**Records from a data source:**
start

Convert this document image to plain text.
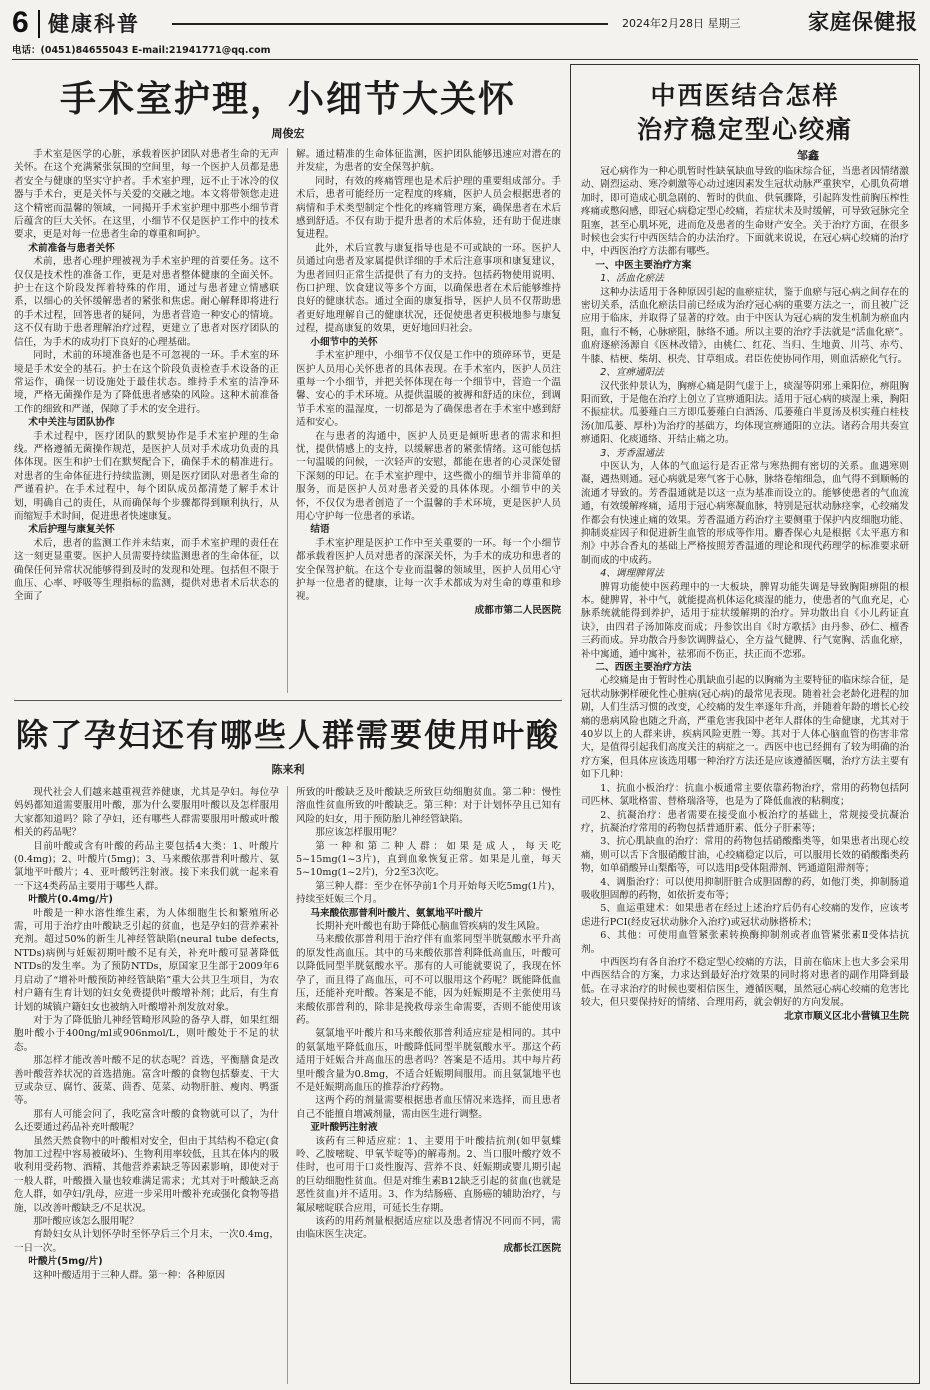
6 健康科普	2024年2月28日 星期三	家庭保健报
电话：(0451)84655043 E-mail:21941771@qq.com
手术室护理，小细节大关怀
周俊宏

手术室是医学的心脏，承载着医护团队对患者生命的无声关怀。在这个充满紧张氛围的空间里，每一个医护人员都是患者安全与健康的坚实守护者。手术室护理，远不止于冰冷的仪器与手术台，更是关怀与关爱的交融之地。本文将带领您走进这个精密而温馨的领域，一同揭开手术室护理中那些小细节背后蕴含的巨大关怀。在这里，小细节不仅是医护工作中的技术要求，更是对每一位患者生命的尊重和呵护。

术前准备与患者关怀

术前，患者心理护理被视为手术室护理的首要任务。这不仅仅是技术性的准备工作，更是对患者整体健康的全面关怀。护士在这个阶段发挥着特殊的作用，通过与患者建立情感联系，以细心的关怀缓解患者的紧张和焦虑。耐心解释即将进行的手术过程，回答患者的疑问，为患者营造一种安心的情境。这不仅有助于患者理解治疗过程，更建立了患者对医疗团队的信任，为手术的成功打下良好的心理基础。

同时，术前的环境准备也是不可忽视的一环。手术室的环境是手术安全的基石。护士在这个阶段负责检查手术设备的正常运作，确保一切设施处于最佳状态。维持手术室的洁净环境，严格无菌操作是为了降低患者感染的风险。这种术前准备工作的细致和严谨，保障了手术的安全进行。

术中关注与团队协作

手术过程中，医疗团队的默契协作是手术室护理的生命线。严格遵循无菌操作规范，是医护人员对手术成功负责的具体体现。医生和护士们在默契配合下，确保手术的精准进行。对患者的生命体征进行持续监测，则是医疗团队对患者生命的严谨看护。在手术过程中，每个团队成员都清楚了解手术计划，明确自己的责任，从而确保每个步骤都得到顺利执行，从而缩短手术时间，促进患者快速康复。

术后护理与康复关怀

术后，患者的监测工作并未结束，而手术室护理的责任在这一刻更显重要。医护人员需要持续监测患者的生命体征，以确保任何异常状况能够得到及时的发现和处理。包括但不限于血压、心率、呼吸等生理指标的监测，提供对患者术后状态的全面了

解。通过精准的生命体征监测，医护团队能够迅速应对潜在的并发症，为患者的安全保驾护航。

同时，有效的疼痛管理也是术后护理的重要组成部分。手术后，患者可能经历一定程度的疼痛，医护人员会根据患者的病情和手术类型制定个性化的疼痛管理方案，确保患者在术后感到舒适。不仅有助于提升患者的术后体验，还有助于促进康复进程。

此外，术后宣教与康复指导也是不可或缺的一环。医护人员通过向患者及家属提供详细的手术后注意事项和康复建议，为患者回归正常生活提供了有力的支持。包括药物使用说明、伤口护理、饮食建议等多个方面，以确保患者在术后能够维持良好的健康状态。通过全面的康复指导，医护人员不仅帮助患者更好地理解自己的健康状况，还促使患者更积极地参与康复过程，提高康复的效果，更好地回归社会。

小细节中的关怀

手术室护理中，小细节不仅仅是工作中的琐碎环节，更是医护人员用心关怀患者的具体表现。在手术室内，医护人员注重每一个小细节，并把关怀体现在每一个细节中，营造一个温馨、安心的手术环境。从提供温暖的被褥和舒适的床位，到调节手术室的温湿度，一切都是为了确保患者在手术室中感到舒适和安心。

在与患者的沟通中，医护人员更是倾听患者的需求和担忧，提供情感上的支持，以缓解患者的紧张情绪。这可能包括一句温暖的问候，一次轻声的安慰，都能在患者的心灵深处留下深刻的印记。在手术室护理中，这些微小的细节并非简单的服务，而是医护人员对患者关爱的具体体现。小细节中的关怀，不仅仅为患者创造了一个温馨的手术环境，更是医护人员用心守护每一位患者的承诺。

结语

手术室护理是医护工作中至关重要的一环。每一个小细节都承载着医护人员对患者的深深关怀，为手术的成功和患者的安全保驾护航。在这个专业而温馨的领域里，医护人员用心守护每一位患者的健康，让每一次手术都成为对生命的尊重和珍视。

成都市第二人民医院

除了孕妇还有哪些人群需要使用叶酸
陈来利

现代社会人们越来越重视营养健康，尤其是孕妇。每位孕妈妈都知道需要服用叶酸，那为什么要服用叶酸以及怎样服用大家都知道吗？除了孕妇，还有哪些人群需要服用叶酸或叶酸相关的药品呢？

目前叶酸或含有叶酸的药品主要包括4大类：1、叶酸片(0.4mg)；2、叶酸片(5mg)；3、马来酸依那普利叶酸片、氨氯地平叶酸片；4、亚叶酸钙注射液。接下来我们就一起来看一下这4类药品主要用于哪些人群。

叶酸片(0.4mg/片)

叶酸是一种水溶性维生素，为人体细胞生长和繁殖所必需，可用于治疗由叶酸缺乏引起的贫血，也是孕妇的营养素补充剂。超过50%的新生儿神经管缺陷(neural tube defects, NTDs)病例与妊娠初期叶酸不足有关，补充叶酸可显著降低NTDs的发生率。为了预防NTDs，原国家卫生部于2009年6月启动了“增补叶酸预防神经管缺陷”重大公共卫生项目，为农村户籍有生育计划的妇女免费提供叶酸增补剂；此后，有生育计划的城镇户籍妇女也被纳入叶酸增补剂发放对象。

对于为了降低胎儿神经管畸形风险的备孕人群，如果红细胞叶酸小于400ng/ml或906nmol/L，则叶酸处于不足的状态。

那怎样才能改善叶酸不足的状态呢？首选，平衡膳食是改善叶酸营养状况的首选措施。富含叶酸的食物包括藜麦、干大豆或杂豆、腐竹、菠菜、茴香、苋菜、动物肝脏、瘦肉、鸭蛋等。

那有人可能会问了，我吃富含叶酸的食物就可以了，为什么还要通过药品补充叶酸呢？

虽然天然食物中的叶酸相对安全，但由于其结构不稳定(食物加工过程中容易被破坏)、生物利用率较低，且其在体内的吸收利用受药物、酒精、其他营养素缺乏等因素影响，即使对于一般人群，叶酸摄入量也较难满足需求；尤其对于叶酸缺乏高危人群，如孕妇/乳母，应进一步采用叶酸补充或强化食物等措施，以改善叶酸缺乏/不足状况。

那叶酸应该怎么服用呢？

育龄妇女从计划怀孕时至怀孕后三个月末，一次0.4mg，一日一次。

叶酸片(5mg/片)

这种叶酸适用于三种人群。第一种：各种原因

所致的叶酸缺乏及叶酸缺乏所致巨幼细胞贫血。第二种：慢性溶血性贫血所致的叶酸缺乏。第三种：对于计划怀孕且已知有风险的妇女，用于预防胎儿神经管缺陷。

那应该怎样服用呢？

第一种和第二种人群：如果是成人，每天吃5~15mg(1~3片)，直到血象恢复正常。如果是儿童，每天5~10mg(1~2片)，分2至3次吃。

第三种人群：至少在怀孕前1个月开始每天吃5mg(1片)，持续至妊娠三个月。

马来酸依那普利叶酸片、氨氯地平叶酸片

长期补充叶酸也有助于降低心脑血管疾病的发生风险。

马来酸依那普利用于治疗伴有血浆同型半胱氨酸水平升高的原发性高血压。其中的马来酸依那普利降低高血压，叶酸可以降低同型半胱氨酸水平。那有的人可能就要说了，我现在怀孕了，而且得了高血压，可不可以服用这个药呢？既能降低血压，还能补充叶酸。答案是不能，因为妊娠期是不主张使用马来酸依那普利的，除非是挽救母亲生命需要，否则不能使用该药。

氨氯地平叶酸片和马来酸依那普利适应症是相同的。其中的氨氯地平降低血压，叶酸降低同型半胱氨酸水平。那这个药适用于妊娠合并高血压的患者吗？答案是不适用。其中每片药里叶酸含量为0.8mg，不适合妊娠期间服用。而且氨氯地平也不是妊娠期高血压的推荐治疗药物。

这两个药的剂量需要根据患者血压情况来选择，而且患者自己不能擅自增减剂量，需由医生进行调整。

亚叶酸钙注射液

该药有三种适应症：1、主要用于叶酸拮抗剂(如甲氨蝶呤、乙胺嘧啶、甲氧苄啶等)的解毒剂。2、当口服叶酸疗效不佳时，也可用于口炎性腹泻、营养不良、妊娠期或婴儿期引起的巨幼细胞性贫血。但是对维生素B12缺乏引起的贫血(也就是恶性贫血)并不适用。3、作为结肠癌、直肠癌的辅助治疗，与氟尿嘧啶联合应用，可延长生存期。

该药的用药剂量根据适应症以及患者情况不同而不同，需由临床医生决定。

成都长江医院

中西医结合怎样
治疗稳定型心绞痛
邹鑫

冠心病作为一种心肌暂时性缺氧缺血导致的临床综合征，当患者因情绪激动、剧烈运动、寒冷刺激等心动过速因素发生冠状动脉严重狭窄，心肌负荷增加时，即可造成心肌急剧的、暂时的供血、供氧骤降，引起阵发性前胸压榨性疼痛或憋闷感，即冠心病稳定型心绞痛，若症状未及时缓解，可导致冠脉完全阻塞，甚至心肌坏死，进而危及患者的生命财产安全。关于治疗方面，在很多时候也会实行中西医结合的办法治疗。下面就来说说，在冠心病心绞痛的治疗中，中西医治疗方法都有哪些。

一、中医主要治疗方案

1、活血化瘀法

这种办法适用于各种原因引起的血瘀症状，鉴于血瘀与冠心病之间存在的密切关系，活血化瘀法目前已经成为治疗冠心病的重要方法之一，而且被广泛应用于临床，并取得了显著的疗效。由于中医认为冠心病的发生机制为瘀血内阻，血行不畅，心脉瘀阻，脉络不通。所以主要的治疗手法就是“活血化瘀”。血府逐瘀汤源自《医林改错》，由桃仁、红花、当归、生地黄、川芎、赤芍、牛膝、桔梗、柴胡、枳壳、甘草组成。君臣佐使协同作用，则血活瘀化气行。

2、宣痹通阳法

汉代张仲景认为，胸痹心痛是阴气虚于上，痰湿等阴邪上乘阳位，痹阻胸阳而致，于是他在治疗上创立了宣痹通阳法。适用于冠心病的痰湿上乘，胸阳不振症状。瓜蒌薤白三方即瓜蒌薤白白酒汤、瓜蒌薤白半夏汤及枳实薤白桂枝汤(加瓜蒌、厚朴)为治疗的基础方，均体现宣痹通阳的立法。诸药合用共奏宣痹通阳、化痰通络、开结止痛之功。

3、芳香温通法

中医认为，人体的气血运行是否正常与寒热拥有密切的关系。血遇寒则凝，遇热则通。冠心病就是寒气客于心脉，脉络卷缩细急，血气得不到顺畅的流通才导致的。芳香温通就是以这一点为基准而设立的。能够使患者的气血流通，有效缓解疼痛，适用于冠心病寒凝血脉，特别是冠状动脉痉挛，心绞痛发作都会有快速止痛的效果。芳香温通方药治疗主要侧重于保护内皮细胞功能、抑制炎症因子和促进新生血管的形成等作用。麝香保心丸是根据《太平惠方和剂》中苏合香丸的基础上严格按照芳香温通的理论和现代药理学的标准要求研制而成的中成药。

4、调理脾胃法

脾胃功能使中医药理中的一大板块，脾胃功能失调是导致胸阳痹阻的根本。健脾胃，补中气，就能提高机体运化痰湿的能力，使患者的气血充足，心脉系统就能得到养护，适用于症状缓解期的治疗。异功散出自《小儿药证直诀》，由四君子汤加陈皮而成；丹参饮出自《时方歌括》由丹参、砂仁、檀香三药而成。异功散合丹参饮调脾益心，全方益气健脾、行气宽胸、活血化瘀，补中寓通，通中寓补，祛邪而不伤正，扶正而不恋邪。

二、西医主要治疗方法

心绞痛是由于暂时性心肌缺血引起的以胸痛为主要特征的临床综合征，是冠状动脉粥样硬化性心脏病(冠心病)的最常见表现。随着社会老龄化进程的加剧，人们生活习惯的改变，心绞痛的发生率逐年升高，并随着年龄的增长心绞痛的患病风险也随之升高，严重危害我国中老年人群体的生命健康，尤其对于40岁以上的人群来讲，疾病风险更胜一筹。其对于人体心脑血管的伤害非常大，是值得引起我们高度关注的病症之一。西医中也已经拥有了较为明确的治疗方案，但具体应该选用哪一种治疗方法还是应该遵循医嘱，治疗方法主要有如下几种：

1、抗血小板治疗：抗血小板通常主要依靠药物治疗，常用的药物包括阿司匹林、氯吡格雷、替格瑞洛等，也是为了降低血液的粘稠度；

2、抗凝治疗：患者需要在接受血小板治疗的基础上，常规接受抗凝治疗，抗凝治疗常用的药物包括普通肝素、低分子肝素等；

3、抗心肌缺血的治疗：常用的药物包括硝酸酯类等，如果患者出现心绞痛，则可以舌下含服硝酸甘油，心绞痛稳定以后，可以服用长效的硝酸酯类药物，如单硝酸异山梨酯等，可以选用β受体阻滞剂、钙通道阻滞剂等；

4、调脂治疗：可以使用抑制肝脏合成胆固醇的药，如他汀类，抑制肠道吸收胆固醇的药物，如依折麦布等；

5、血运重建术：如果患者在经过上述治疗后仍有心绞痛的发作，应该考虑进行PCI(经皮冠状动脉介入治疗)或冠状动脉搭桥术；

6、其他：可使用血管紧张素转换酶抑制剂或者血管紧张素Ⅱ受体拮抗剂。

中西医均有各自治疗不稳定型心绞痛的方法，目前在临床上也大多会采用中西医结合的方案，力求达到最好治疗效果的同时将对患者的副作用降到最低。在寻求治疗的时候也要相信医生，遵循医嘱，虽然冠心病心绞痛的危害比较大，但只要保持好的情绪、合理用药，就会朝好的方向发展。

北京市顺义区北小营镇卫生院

end
start

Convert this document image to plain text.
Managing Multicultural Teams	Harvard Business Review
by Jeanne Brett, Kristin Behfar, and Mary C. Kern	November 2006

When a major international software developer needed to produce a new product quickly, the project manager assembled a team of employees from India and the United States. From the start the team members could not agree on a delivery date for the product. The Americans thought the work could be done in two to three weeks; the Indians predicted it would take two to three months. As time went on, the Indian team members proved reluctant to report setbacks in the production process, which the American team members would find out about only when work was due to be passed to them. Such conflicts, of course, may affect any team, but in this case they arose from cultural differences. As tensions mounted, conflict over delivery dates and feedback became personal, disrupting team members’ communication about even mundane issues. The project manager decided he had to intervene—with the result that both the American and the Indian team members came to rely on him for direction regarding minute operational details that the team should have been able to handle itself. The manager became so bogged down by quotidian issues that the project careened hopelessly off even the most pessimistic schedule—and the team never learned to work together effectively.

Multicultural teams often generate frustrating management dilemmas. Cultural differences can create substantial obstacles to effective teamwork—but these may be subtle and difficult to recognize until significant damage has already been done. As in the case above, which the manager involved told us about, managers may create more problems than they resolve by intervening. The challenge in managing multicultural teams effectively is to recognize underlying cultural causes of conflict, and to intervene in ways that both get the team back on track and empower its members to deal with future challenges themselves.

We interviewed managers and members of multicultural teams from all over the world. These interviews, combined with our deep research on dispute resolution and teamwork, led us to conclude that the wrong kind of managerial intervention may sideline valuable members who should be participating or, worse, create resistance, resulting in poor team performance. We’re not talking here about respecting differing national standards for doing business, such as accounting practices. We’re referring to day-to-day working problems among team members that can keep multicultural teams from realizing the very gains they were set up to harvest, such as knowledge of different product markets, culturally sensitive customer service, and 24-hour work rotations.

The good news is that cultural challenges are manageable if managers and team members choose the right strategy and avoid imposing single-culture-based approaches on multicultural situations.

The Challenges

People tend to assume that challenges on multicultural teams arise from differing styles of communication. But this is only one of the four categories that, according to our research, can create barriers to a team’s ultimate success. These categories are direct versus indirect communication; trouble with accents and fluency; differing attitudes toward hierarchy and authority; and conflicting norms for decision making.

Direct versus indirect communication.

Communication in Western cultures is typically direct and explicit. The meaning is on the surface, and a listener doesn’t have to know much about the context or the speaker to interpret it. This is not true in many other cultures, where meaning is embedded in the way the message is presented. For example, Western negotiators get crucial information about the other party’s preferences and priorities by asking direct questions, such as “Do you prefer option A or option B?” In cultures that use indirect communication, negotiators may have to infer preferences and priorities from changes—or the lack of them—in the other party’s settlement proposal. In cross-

end

**Task prompt:** Where a line above contains the word "亚叶酸钙注射液", copy that line.

**Complete answer:**
目前叶酸或含有叶酸的药品主要包括4大类：1、叶酸片(0.4mg)；2、叶酸片(5mg)；3、马来酸依那普利叶酸片、氨氯地平叶酸片；4、亚叶酸钙注射液。接下来我们就一起来看一下这4类药品主要用于哪些人群。
亚叶酸钙注射液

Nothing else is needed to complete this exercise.